*** Opening of EXTRACTED MATERIAL ***

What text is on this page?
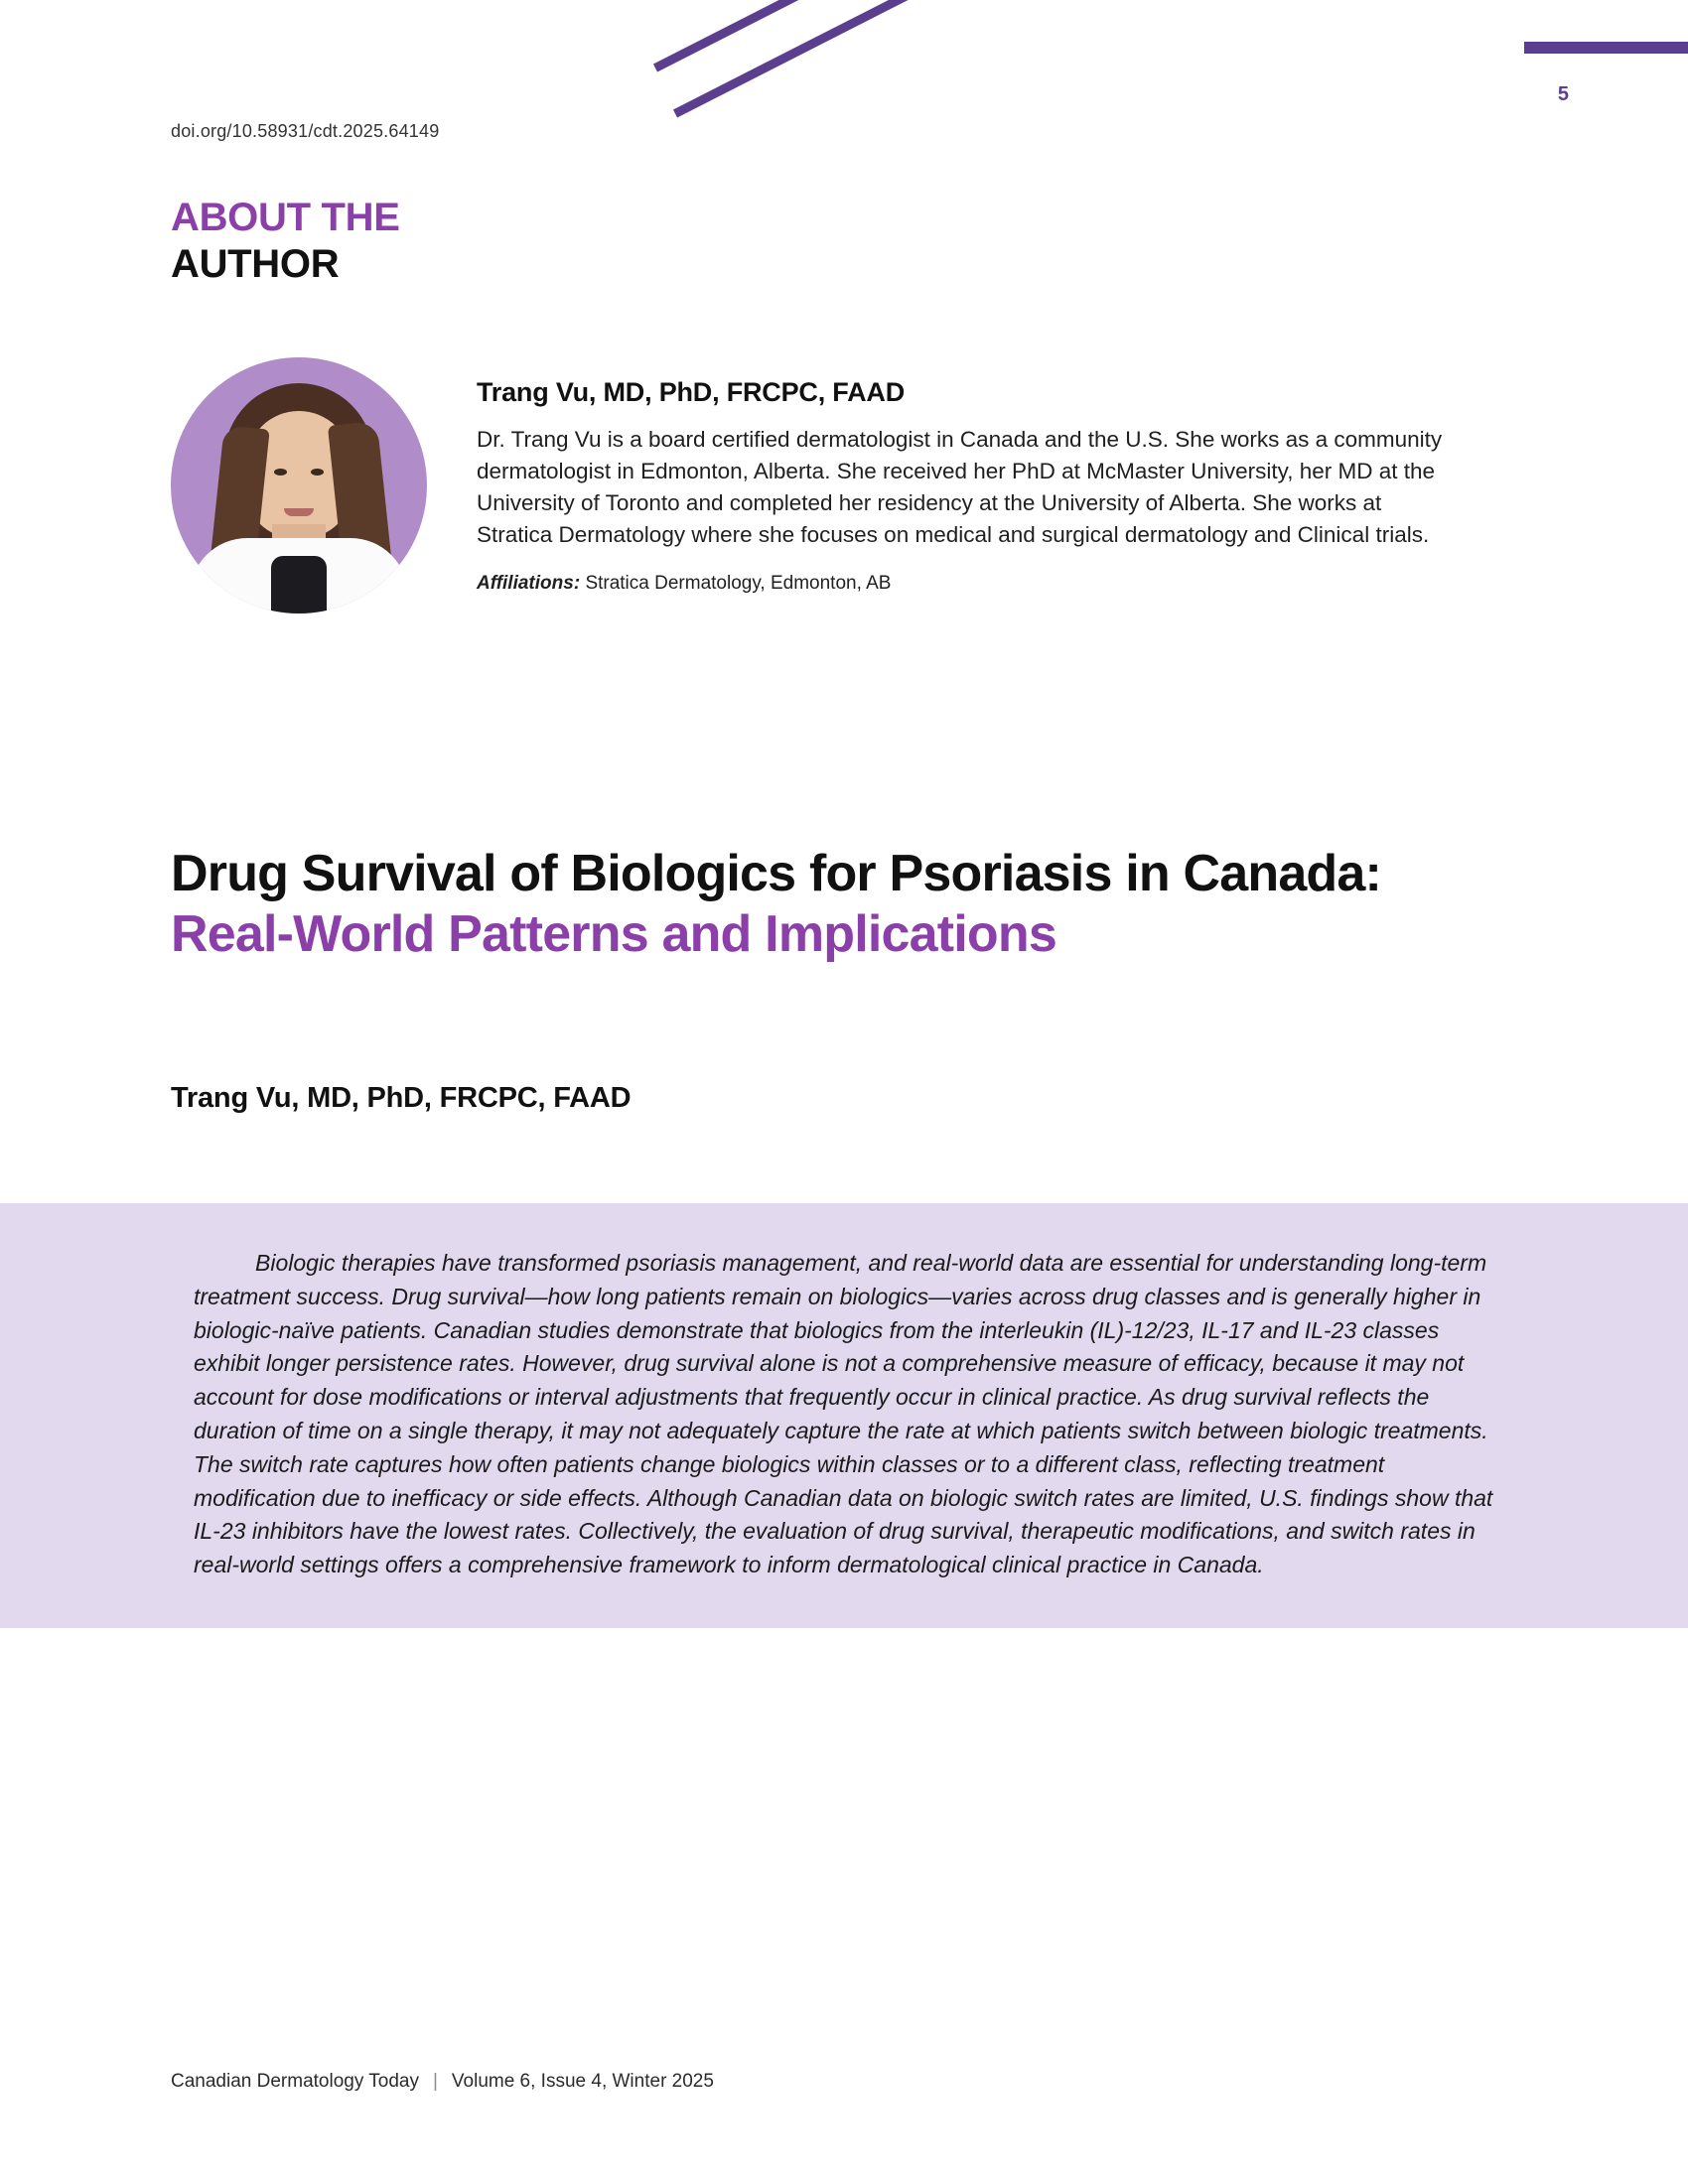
5
doi.org/10.58931/cdt.2025.64149
ABOUT THE
AUTHOR
Trang Vu, MD, PhD, FRCPC, FAAD

Dr. Trang Vu is a board certified dermatologist in Canada and the U.S. She works as a community dermatologist in Edmonton, Alberta. She received her PhD at McMaster University, her MD at the University of Toronto and completed her residency at the University of Alberta. She works at Stratica Dermatology where she focuses on medical and surgical dermatology and Clinical trials.

Affiliations: Stratica Dermatology, Edmonton, AB
Drug Survival of Biologics for Psoriasis in Canada: Real-World Patterns and Implications
Trang Vu, MD, PhD, FRCPC, FAAD

Biologic therapies have transformed psoriasis management, and real-world data are essential for understanding long-term treatment success. Drug survival—how long patients remain on biologics—varies across drug classes and is generally higher in biologic-naïve patients. Canadian studies demonstrate that biologics from the interleukin (IL)-12/23, IL-17 and IL-23 classes exhibit longer persistence rates. However, drug survival alone is not a comprehensive measure of efficacy, because it may not account for dose modifications or interval adjustments that frequently occur in clinical practice. As drug survival reflects the duration of time on a single therapy, it may not adequately capture the rate at which patients switch between biologic treatments. The switch rate captures how often patients change biologics within classes or to a different class, reflecting treatment modification due to inefficacy or side effects. Although Canadian data on biologic switch rates are limited, U.S. findings show that IL-23 inhibitors have the lowest rates. Collectively, the evaluation of drug survival, therapeutic modifications, and switch rates in real-world settings offers a comprehensive framework to inform dermatological clinical practice in Canada.

Canadian Dermatology Today | Volume 6, Issue 4, Winter 2025
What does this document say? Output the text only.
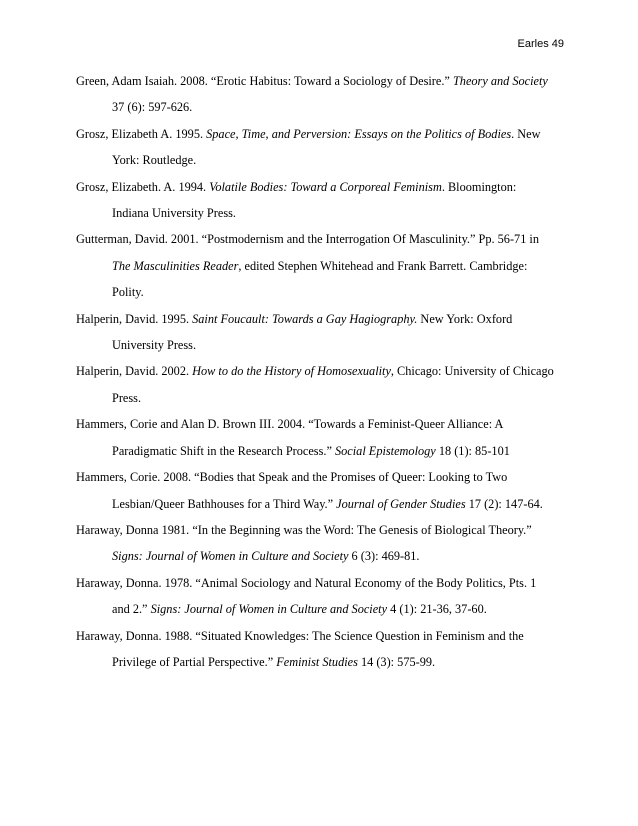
Earles 49
Green, Adam Isaiah. 2008. “Erotic Habitus: Toward a Sociology of Desire.” Theory and Society
37 (6): 597-626.
Grosz, Elizabeth A. 1995. Space, Time, and Perversion: Essays on the Politics of Bodies. New
York: Routledge.
Grosz, Elizabeth. A. 1994. Volatile Bodies: Toward a Corporeal Feminism. Bloomington:
Indiana University Press.
Gutterman, David. 2001. “Postmodernism and the Interrogation Of Masculinity.” Pp. 56-71 in
The Masculinities Reader, edited Stephen Whitehead and Frank Barrett. Cambridge:
Polity.
Halperin, David. 1995. Saint Foucault: Towards a Gay Hagiography. New York: Oxford
University Press.
Halperin, David. 2002. How to do the History of Homosexuality, Chicago: University of Chicago
Press.
Hammers, Corie and Alan D. Brown III. 2004. “Towards a Feminist-Queer Alliance: A
Paradigmatic Shift in the Research Process.” Social Epistemology 18 (1): 85-101
Hammers, Corie. 2008. “Bodies that Speak and the Promises of Queer: Looking to Two
Lesbian/Queer Bathhouses for a Third Way.” Journal of Gender Studies 17 (2): 147-64.
Haraway, Donna 1981. “In the Beginning was the Word: The Genesis of Biological Theory.”
Signs: Journal of Women in Culture and Society 6 (3): 469-81.
Haraway, Donna. 1978. “Animal Sociology and Natural Economy of the Body Politics, Pts. 1
and 2.” Signs: Journal of Women in Culture and Society 4 (1): 21-36, 37-60.
Haraway, Donna. 1988. “Situated Knowledges: The Science Question in Feminism and the
Privilege of Partial Perspective.” Feminist Studies 14 (3): 575-99.
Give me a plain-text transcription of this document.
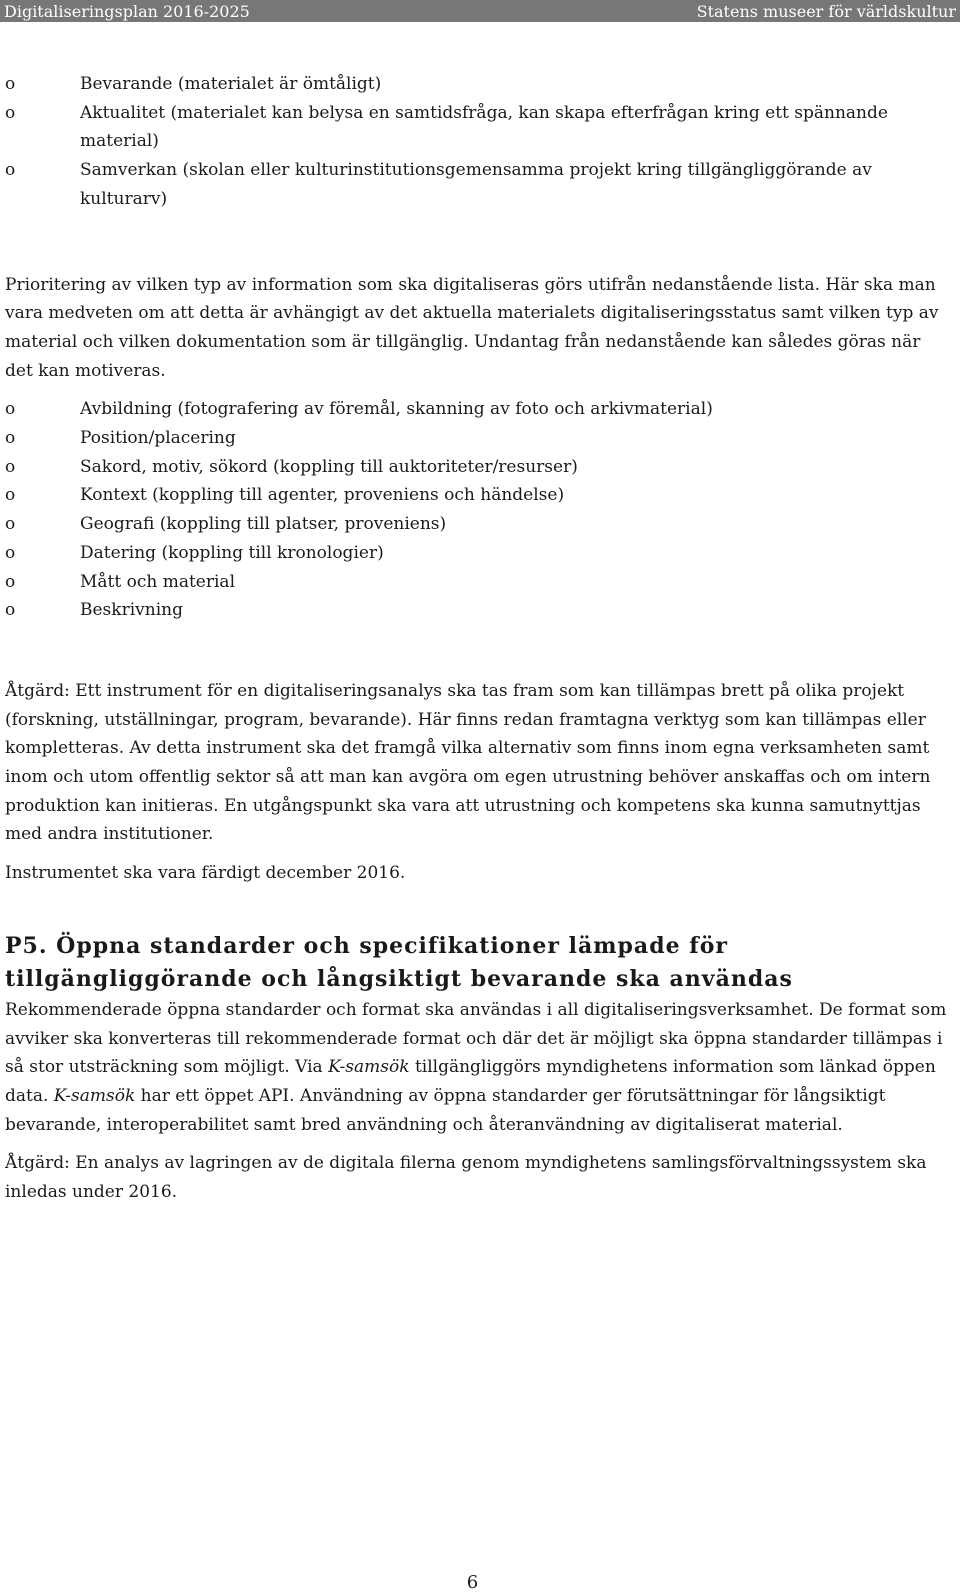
Digitaliseringsplan 2016-2025	Statens museer för världskultur
o	Bevarande (materialet är ömtåligt)
o	Aktualitet (materialet kan belysa en samtidsfråga, kan skapa efterfrågan kring ett spännande material)
o	Samverkan (skolan eller kulturinstitutionsgemensamma projekt kring tillgängliggörande av kulturarv)

Prioritering av vilken typ av information som ska digitaliseras görs utifrån nedanstående lista. Här ska man vara medveten om att detta är avhängigt av det aktuella materialets digitaliseringsstatus samt vilken typ av material och vilken dokumentation som är tillgänglig. Undantag från nedanstående kan således göras när det kan motiveras.

o	Avbildning (fotografering av föremål, skanning av foto och arkivmaterial)
o	Position/placering
o	Sakord, motiv, sökord (koppling till auktoriteter/resurser)
o	Kontext (koppling till agenter, proveniens och händelse)
o	Geografi (koppling till platser, proveniens)
o	Datering (koppling till kronologier)
o	Mått och material
o	Beskrivning

Åtgärd: Ett instrument för en digitaliseringsanalys ska tas fram som kan tillämpas brett på olika projekt (forskning, utställningar, program, bevarande). Här finns redan framtagna verktyg som kan tillämpas eller kompletteras. Av detta instrument ska det framgå vilka alternativ som finns inom egna verksamheten samt inom och utom offentlig sektor så att man kan avgöra om egen utrustning behöver anskaffas och om intern produktion kan initieras. En utgångspunkt ska vara att utrustning och kompetens ska kunna samutnyttjas med andra institutioner.

Instrumentet ska vara färdigt december 2016.

P5. Öppna standarder och specifikationer lämpade för tillgängliggörande och långsiktigt bevarande ska användas

Rekommenderade öppna standarder och format ska användas i all digitaliseringsverksamhet. De format som avviker ska konverteras till rekommenderade format och där det är möjligt ska öppna standarder tillämpas i så stor utsträckning som möjligt. Via K-samsök tillgängliggörs myndighetens information som länkad öppen data. K-samsök har ett öppet API. Användning av öppna standarder ger förutsättningar för långsiktigt bevarande, interoperabilitet samt bred användning och återanvändning av digitaliserat material.

Åtgärd: En analys av lagringen av de digitala filerna genom myndighetens samlingsförvaltningssystem ska inledas under 2016.

6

*** Close of EXTRACTED MATERIAL ***

WHAT TO PRODUCE
With the pictures dropped, write out all of the entries word for word.

EXERCISE SOLUTION
What text is on this page?
5
doi.org/10.58931/cdt.2025.64149
ABOUT THE
AUTHOR
Trang Vu, MD, PhD, FRCPC, FAAD

Dr. Trang Vu is a board certified dermatologist in Canada and the U.S. She works as a community dermatologist in Edmonton, Alberta. She received her PhD at McMaster University, her MD at the University of Toronto and completed her residency at the University of Alberta. She works at Stratica Dermatology where she focuses on medical and surgical dermatology and Clinical trials.

Affiliations: Stratica Dermatology, Edmonton, AB
Drug Survival of Biologics for Psoriasis in Canada: Real-World Patterns and Implications
Trang Vu, MD, PhD, FRCPC, FAAD

Biologic therapies have transformed psoriasis management, and real-world data are essential for understanding long-term treatment success. Drug survival—how long patients remain on biologics—varies across drug classes and is generally higher in biologic-naïve patients. Canadian studies demonstrate that biologics from the interleukin (IL)-12/23, IL-17 and IL-23 classes exhibit longer persistence rates. However, drug survival alone is not a comprehensive measure of efficacy, because it may not account for dose modifications or interval adjustments that frequently occur in clinical practice. As drug survival reflects the duration of time on a single therapy, it may not adequately capture the rate at which patients switch between biologic treatments. The switch rate captures how often patients change biologics within classes or to a different class, reflecting treatment modification due to inefficacy or side effects. Although Canadian data on biologic switch rates are limited, U.S. findings show that IL-23 inhibitors have the lowest rates. Collectively, the evaluation of drug survival, therapeutic modifications, and switch rates in real-world settings offers a comprehensive framework to inform dermatological clinical practice in Canada.

Canadian Dermatology Today | Volume 6, Issue 4, Winter 2025
What does this document say? Output the text only.
Earles 49
Green, Adam Isaiah. 2008. “Erotic Habitus: Toward a Sociology of Desire.” Theory and Society
37 (6): 597-626.
Grosz, Elizabeth A. 1995. Space, Time, and Perversion: Essays on the Politics of Bodies. New
York: Routledge.
Grosz, Elizabeth. A. 1994. Volatile Bodies: Toward a Corporeal Feminism. Bloomington:
Indiana University Press.
Gutterman, David. 2001. “Postmodernism and the Interrogation Of Masculinity.” Pp. 56-71 in
The Masculinities Reader, edited Stephen Whitehead and Frank Barrett. Cambridge:
Polity.
Halperin, David. 1995. Saint Foucault: Towards a Gay Hagiography. New York: Oxford
University Press.
Halperin, David. 2002. How to do the History of Homosexuality, Chicago: University of Chicago
Press.
Hammers, Corie and Alan D. Brown III. 2004. “Towards a Feminist-Queer Alliance: A
Paradigmatic Shift in the Research Process.” Social Epistemology 18 (1): 85-101
Hammers, Corie. 2008. “Bodies that Speak and the Promises of Queer: Looking to Two
Lesbian/Queer Bathhouses for a Third Way.” Journal of Gender Studies 17 (2): 147-64.
Haraway, Donna 1981. “In the Beginning was the Word: The Genesis of Biological Theory.”
Signs: Journal of Women in Culture and Society 6 (3): 469-81.
Haraway, Donna. 1978. “Animal Sociology and Natural Economy of the Body Politics, Pts. 1
and 2.” Signs: Journal of Women in Culture and Society 4 (1): 21-36, 37-60.
Haraway, Donna. 1988. “Situated Knowledges: The Science Question in Feminism and the
Privilege of Partial Perspective.” Feminist Studies 14 (3): 575-99.
Give me a plain-text transcription of this document.
Digitaliseringsplan 2016-2025	Statens museer för världskultur
o	Bevarande (materialet är ömtåligt)
o	Aktualitet (materialet kan belysa en samtidsfråga, kan skapa efterfrågan kring ett spännande material)
o	Samverkan (skolan eller kulturinstitutionsgemensamma projekt kring tillgängliggörande av kulturarv)

Prioritering av vilken typ av information som ska digitaliseras görs utifrån nedanstående lista. Här ska man vara medveten om att detta är avhängigt av det aktuella materialets digitaliseringsstatus samt vilken typ av material och vilken dokumentation som är tillgänglig. Undantag från nedanstående kan således göras när det kan motiveras.

o	Avbildning (fotografering av föremål, skanning av foto och arkivmaterial)
o	Position/placering
o	Sakord, motiv, sökord (koppling till auktoriteter/resurser)
o	Kontext (koppling till agenter, proveniens och händelse)
o	Geografi (koppling till platser, proveniens)
o	Datering (koppling till kronologier)
o	Mått och material
o	Beskrivning

Åtgärd: Ett instrument för en digitaliseringsanalys ska tas fram som kan tillämpas brett på olika projekt (forskning, utställningar, program, bevarande). Här finns redan framtagna verktyg som kan tillämpas eller kompletteras. Av detta instrument ska det framgå vilka alternativ som finns inom egna verksamheten samt inom och utom offentlig sektor så att man kan avgöra om egen utrustning behöver anskaffas och om intern produktion kan initieras. En utgångspunkt ska vara att utrustning och kompetens ska kunna samutnyttjas med andra institutioner.

Instrumentet ska vara färdigt december 2016.

P5. Öppna standarder och specifikationer lämpade för tillgängliggörande och långsiktigt bevarande ska användas

Rekommenderade öppna standarder och format ska användas i all digitaliseringsverksamhet. De format som avviker ska konverteras till rekommenderade format och där det är möjligt ska öppna standarder tillämpas i så stor utsträckning som möjligt. Via K-samsök tillgängliggörs myndighetens information som länkad öppen data. K-samsök har ett öppet API. Användning av öppna standarder ger förutsättningar för långsiktigt bevarande, interoperabilitet samt bred användning och återanvändning av digitaliserat material.

Åtgärd: En analys av lagringen av de digitala filerna genom myndighetens samlingsförvaltningssystem ska inledas under 2016.

6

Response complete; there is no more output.